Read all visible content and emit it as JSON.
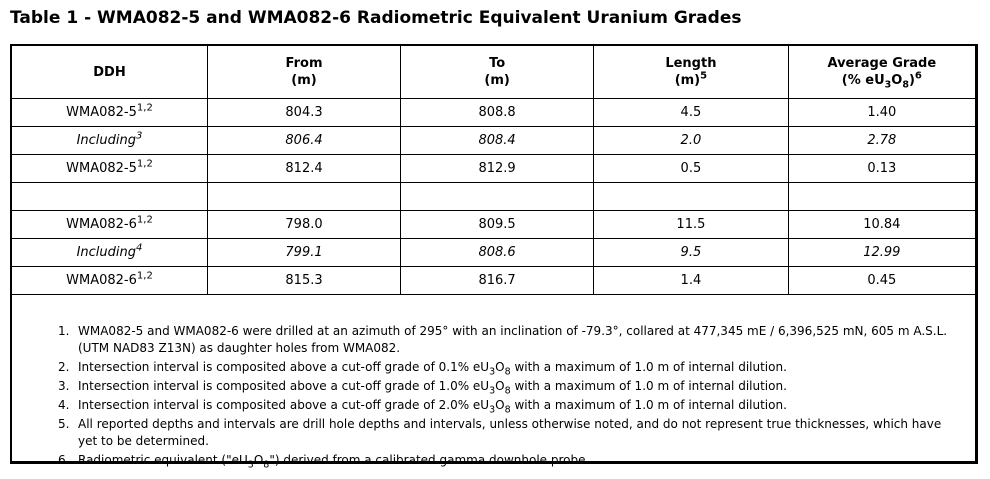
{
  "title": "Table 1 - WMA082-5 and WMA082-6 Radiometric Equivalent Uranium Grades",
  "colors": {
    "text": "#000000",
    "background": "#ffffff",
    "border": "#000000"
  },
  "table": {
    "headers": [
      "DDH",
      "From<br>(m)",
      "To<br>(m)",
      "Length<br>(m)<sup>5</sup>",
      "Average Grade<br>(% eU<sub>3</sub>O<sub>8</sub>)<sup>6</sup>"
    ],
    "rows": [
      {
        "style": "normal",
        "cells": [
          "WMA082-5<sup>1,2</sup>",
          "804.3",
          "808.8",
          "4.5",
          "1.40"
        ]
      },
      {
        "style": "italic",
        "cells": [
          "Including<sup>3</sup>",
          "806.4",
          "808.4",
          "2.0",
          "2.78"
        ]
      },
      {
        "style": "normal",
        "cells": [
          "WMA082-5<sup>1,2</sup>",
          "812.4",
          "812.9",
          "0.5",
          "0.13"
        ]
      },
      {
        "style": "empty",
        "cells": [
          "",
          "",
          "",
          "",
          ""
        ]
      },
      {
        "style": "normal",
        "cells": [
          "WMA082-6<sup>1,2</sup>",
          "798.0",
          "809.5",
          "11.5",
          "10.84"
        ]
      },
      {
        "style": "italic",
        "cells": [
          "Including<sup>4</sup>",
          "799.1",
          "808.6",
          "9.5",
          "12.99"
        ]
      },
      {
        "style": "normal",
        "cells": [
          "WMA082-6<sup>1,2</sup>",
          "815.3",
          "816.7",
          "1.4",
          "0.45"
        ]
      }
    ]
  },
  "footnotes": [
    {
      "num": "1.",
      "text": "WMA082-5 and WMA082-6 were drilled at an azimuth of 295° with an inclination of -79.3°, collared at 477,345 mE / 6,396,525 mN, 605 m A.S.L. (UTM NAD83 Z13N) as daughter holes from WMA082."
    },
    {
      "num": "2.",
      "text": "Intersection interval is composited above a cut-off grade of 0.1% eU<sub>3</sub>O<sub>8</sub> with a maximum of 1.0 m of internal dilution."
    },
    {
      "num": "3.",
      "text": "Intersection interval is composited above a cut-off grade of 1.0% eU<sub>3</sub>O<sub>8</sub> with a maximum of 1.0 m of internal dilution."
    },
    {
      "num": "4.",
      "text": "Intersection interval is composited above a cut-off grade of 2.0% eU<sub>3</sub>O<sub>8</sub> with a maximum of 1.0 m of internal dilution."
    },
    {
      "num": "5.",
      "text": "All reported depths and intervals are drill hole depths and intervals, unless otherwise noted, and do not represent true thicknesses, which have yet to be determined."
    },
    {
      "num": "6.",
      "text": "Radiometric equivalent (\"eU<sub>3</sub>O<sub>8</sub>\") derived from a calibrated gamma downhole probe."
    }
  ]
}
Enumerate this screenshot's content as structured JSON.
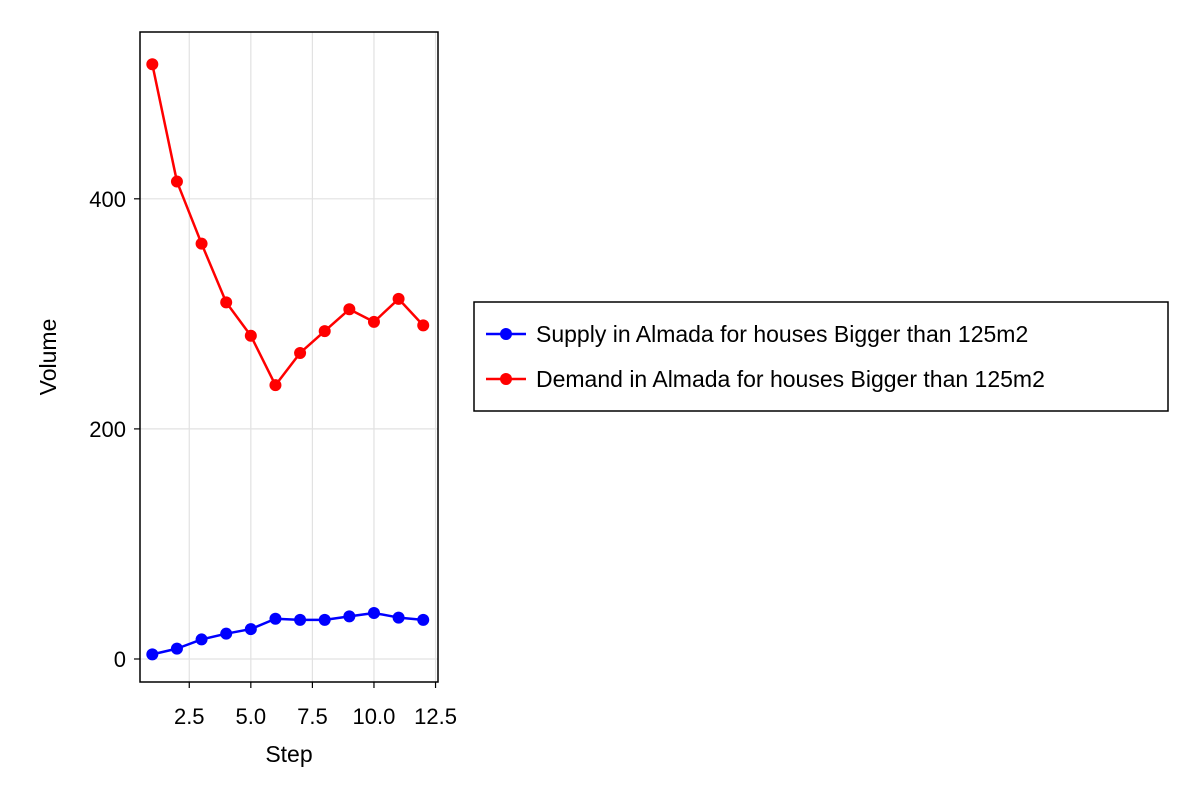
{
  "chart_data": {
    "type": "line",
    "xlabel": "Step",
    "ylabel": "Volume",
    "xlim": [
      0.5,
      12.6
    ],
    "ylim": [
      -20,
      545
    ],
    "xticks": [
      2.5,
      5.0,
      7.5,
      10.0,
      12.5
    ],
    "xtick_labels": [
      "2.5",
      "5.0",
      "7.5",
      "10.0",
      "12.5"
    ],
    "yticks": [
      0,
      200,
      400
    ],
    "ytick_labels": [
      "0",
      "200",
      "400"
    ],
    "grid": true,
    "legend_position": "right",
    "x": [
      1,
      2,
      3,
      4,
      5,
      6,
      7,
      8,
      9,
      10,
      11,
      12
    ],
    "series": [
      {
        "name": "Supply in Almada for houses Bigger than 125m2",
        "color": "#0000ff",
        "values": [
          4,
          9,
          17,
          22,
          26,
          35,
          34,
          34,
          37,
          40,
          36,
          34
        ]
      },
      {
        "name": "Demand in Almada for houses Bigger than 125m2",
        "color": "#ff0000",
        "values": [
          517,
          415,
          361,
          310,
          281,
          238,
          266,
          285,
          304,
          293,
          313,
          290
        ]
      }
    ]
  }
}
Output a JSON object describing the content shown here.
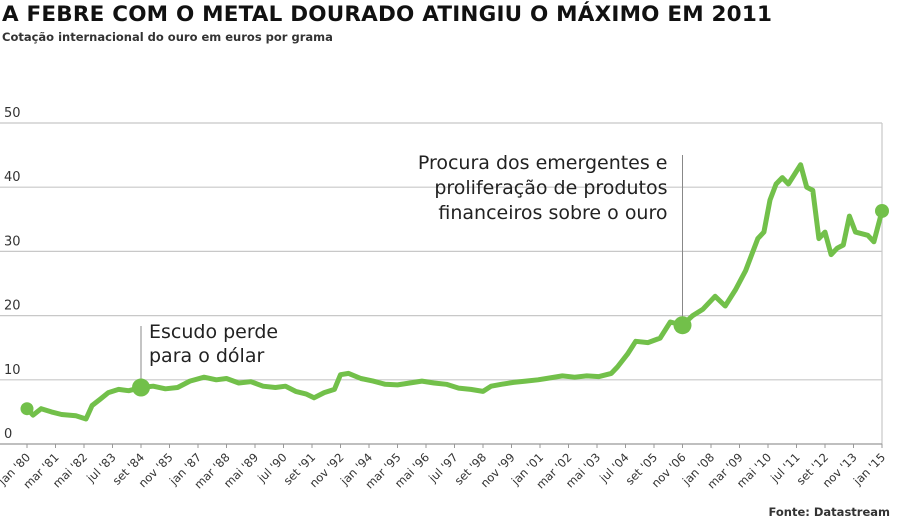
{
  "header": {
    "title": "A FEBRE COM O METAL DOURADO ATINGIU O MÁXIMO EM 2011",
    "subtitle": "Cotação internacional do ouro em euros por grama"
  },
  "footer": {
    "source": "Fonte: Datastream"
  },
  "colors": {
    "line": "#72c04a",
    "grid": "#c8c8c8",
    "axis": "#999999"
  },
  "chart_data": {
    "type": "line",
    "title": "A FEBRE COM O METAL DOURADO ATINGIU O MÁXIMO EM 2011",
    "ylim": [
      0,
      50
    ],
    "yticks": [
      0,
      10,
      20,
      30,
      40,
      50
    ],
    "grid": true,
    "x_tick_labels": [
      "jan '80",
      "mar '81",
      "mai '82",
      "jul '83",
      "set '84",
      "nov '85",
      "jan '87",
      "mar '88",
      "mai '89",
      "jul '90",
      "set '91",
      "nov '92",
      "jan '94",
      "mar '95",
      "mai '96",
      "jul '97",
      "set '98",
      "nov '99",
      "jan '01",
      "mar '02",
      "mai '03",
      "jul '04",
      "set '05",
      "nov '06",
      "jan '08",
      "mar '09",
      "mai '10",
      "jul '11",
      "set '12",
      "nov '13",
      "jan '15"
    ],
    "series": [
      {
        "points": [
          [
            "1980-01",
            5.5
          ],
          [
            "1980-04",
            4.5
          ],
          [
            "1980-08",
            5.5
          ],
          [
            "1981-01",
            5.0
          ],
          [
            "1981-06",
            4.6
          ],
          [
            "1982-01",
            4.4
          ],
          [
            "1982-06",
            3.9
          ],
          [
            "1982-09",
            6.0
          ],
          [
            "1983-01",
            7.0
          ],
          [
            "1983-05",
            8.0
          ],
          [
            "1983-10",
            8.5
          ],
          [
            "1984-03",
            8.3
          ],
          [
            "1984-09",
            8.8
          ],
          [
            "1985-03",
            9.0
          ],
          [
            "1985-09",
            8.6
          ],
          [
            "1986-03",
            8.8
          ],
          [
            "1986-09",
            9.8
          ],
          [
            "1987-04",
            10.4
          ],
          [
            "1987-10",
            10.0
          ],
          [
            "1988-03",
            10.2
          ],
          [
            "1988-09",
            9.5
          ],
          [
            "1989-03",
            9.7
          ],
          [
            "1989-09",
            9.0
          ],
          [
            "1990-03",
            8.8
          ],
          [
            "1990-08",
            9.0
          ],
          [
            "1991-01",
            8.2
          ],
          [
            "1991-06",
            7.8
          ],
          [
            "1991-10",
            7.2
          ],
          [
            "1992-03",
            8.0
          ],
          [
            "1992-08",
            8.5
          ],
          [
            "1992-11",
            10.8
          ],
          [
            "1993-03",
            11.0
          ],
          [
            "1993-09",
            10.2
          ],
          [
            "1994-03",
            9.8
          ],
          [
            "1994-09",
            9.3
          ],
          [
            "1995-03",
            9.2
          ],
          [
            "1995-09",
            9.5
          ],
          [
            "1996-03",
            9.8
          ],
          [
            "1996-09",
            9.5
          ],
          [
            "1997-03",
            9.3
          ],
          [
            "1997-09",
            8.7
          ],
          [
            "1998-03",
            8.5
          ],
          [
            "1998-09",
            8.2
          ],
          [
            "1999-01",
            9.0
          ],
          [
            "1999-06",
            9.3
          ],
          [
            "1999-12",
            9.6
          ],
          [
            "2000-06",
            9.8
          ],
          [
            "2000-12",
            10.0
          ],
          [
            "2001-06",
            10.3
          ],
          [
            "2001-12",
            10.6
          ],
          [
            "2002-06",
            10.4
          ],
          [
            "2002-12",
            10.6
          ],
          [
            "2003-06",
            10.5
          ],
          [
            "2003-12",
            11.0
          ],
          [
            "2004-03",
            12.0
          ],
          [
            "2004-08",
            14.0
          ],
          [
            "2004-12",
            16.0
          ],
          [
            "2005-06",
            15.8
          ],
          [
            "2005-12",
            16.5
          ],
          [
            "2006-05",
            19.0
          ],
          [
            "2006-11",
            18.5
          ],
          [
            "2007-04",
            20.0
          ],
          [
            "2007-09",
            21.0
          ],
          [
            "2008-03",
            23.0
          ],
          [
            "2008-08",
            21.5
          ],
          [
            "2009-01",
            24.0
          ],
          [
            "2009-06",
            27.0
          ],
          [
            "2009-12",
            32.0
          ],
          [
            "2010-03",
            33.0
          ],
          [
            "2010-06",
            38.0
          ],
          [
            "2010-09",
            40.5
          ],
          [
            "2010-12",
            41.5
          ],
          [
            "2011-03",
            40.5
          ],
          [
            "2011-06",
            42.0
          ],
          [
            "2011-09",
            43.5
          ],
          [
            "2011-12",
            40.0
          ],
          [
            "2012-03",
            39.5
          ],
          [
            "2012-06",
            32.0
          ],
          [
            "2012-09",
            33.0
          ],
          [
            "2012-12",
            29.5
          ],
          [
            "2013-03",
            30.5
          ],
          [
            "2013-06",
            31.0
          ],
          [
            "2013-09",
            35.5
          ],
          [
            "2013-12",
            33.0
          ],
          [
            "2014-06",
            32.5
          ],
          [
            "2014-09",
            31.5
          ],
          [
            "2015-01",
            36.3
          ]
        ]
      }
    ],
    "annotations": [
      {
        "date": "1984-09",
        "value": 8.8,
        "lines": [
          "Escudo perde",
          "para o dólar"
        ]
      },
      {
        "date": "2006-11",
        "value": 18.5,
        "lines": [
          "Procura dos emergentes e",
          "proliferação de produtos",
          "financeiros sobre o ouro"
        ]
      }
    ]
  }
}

* * * * * * * * *

### GOAL
In the records shown above, how many lines include the word "than"? Answer with the number only.

### CORRECT RESULT
2